What you will do: Scan the material below for the string "seguridad". Report every line that has it.

Start of Provided records

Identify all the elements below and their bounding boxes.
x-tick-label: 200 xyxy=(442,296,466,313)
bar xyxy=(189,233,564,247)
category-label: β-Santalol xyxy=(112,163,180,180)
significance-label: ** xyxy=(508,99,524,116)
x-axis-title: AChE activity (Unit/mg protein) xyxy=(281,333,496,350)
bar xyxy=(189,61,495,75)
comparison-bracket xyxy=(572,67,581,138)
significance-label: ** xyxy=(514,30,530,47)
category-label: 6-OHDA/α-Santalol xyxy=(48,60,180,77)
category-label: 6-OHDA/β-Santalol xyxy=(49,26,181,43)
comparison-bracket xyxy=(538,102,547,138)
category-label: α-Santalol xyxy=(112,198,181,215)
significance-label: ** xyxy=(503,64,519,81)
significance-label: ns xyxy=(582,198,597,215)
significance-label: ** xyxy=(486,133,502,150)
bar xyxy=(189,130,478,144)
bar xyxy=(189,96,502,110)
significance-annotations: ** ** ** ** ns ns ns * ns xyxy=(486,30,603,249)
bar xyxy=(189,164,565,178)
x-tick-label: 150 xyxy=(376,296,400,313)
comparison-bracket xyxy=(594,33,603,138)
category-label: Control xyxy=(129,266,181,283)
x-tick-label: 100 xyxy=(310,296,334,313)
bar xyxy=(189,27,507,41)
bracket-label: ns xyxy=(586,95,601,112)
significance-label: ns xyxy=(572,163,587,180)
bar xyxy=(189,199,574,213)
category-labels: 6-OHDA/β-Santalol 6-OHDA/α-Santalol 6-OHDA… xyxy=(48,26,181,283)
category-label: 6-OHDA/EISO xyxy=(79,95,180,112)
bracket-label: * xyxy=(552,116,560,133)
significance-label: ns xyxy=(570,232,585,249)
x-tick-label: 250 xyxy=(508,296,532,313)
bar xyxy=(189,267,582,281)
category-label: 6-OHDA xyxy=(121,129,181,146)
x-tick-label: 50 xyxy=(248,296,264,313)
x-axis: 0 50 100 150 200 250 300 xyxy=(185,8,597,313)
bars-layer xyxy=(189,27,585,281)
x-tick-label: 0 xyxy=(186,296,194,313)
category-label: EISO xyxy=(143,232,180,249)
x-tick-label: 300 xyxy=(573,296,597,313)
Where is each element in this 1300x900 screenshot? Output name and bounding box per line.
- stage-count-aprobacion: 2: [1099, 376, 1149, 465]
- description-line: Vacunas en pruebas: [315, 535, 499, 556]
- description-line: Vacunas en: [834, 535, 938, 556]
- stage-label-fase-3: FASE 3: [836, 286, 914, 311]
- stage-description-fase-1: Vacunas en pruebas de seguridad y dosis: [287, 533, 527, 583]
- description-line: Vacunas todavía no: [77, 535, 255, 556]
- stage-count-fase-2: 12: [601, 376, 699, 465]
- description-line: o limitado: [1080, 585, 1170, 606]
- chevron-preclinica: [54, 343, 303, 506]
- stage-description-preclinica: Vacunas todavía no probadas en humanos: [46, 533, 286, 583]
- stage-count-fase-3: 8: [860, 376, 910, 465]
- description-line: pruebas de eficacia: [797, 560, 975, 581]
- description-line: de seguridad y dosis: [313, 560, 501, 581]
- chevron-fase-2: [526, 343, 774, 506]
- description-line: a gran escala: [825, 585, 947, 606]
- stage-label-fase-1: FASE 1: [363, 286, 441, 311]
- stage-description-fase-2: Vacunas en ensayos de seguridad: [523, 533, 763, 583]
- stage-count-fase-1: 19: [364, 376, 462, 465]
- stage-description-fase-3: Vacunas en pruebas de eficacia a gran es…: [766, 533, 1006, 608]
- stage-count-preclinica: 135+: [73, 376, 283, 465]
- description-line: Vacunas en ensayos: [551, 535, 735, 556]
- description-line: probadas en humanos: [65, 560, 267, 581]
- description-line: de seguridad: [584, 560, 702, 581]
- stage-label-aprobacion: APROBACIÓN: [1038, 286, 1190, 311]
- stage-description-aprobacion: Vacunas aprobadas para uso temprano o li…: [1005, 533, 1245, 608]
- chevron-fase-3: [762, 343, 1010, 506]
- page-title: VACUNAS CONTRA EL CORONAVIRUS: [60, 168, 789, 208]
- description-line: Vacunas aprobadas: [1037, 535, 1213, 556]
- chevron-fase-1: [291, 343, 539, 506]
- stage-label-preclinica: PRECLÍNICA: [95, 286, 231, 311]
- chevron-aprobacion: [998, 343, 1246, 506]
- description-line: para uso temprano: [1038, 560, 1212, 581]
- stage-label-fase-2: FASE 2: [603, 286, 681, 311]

End of Provided records

Completed task:
- stage-description-fase-1: Vacunas en pruebas de seguridad y dosis: [287, 533, 527, 583]
- description-line: de seguridad y dosis: [313, 560, 501, 581]
- stage-description-fase-2: Vacunas en ensayos de seguridad: [523, 533, 763, 583]
- description-line: de seguridad: [584, 560, 702, 581]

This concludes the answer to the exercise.